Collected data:
+++

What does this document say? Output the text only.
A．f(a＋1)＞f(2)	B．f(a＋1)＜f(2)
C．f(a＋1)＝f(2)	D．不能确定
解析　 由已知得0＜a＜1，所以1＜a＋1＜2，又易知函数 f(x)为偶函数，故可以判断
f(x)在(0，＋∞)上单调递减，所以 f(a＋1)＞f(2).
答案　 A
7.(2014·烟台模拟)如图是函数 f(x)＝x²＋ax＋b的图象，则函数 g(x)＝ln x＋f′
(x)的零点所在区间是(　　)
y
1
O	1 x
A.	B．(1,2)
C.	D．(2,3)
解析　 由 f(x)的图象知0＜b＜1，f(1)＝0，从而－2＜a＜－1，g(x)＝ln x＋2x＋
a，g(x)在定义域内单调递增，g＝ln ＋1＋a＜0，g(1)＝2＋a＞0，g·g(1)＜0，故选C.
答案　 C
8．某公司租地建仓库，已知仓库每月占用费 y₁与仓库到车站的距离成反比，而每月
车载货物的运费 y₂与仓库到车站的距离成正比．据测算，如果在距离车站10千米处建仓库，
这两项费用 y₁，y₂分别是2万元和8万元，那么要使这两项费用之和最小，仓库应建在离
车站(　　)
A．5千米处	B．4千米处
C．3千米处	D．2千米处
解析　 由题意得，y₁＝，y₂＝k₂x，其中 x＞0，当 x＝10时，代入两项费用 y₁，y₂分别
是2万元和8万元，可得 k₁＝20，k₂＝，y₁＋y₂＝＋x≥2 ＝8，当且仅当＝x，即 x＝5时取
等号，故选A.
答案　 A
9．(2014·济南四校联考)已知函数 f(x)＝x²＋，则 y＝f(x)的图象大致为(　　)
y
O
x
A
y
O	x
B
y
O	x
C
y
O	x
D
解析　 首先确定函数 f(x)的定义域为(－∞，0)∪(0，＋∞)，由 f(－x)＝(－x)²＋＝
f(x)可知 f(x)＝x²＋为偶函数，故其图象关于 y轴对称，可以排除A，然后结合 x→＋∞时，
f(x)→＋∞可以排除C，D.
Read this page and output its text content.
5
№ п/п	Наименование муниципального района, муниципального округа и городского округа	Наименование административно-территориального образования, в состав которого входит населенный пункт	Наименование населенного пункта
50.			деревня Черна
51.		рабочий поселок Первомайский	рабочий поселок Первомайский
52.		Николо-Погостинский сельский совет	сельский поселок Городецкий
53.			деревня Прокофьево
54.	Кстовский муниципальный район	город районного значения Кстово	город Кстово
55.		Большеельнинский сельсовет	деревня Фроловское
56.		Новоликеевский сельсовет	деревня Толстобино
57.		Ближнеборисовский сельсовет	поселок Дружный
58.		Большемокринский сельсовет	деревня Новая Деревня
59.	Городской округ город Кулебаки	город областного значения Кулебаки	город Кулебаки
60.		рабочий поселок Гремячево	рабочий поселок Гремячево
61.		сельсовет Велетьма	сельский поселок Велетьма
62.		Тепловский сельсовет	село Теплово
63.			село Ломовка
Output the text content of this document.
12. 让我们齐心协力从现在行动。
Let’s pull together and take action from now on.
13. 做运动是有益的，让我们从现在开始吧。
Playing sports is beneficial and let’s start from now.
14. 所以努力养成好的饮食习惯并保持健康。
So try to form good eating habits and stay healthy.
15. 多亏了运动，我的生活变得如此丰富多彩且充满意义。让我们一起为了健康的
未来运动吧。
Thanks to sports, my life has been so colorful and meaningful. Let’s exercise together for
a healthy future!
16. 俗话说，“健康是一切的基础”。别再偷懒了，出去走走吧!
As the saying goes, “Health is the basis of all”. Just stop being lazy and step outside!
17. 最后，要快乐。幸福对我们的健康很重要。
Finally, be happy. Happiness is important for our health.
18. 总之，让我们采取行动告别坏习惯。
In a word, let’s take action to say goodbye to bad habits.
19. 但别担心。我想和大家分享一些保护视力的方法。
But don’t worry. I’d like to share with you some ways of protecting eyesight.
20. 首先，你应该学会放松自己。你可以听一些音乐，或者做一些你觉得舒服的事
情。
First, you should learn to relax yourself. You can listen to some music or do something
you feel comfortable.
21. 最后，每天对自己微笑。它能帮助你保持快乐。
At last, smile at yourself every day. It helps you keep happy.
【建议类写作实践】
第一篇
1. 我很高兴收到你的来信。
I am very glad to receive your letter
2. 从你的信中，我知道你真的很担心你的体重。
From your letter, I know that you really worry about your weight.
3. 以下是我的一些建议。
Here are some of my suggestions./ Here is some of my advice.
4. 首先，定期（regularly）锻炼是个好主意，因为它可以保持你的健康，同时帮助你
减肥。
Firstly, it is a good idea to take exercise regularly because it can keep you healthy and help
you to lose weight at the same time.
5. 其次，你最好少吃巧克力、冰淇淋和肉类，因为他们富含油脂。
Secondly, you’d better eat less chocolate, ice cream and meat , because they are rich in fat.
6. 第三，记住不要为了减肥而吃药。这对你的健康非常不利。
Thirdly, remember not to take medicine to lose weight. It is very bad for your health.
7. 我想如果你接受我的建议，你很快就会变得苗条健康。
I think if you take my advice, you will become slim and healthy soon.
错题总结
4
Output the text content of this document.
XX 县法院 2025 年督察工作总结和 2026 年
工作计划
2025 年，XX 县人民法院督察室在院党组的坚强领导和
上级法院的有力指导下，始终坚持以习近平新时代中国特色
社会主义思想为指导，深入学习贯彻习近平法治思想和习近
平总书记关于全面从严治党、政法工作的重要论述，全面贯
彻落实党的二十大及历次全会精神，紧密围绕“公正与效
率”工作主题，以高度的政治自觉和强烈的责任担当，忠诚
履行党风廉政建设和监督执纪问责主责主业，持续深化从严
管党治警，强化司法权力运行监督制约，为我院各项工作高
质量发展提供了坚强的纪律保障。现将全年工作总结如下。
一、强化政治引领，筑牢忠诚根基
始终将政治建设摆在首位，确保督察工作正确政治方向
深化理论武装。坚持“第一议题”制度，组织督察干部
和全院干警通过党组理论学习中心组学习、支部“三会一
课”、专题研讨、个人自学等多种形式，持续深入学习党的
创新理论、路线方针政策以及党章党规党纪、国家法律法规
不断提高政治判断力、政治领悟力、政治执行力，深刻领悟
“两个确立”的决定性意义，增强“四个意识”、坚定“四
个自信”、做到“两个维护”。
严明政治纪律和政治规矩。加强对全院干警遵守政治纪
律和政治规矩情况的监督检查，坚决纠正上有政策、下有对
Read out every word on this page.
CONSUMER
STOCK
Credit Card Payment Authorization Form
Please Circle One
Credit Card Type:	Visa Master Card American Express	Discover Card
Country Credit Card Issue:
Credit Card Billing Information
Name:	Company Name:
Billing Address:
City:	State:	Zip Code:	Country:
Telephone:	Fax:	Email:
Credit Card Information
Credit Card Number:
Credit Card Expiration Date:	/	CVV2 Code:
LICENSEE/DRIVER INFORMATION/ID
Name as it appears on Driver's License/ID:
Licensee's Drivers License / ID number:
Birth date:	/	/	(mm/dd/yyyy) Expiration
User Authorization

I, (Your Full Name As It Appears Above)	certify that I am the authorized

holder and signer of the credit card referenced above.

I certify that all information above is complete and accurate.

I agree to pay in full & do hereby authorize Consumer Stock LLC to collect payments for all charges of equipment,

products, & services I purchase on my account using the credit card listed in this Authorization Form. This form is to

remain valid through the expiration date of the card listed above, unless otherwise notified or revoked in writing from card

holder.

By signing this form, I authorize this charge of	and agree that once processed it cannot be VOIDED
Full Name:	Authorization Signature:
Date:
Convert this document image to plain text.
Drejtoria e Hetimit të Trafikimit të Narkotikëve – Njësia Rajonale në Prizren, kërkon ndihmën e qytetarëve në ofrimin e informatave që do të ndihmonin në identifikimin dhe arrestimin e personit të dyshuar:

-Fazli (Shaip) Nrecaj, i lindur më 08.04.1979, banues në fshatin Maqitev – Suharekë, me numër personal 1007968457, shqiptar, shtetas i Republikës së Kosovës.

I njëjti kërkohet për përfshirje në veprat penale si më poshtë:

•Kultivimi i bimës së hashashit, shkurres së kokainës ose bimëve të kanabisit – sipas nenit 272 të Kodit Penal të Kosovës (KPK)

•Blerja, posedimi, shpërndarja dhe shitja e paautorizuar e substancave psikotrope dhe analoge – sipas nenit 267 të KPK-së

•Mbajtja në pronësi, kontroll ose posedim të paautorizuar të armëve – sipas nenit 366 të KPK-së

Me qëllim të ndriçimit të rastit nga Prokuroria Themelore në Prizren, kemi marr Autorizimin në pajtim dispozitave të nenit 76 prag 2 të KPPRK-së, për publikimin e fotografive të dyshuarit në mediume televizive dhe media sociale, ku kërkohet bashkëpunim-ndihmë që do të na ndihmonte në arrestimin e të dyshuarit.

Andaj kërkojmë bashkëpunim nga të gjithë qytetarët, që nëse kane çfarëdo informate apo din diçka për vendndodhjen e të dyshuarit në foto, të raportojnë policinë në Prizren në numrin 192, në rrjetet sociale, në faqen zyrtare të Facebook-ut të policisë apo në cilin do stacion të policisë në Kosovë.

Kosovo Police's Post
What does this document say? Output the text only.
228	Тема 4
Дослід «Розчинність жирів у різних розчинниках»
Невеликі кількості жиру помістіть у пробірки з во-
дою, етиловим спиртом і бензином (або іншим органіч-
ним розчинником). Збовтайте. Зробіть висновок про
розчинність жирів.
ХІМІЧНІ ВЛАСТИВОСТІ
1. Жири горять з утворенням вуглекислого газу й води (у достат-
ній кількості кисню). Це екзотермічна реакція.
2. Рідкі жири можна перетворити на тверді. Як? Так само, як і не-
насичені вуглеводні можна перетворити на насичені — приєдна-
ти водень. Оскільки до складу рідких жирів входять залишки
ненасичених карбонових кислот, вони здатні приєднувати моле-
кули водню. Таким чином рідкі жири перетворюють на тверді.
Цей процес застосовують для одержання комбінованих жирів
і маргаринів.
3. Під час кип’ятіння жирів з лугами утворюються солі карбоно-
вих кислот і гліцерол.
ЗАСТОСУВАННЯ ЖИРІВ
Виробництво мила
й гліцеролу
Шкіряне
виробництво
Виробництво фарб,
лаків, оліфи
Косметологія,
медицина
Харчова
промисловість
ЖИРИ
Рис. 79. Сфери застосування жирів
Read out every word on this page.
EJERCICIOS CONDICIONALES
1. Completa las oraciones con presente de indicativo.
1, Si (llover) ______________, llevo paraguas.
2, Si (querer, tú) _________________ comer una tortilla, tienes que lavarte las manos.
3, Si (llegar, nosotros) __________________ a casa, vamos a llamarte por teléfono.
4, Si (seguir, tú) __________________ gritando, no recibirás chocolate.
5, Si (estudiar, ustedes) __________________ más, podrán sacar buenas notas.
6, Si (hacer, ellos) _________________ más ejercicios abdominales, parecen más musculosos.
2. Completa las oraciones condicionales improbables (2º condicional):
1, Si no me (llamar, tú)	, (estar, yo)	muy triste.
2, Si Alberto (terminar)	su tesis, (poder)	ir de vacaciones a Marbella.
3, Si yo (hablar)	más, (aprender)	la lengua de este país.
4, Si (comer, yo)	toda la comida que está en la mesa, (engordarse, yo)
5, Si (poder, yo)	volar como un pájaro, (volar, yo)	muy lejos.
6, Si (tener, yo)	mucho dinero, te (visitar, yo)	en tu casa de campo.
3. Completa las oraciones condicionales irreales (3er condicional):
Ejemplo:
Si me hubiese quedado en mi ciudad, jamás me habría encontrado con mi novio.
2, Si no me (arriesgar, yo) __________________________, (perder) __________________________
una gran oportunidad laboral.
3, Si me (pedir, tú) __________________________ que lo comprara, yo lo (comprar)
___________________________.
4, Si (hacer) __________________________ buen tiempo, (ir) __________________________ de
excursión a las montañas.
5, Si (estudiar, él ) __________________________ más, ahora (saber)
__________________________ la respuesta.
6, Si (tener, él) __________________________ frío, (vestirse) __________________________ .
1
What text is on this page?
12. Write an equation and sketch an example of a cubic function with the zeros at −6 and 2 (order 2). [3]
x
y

+++

▶ [Goal]
Find the word "comer" in the entries, and copy every line it shows up in.

▶ [Response to this exercise]
2, Si (querer, tú) _________________ comer una tortilla, tienes que lavarte las manos.
4, Si (comer, yo)	toda la comida que está en la mesa, (engordarse, yo)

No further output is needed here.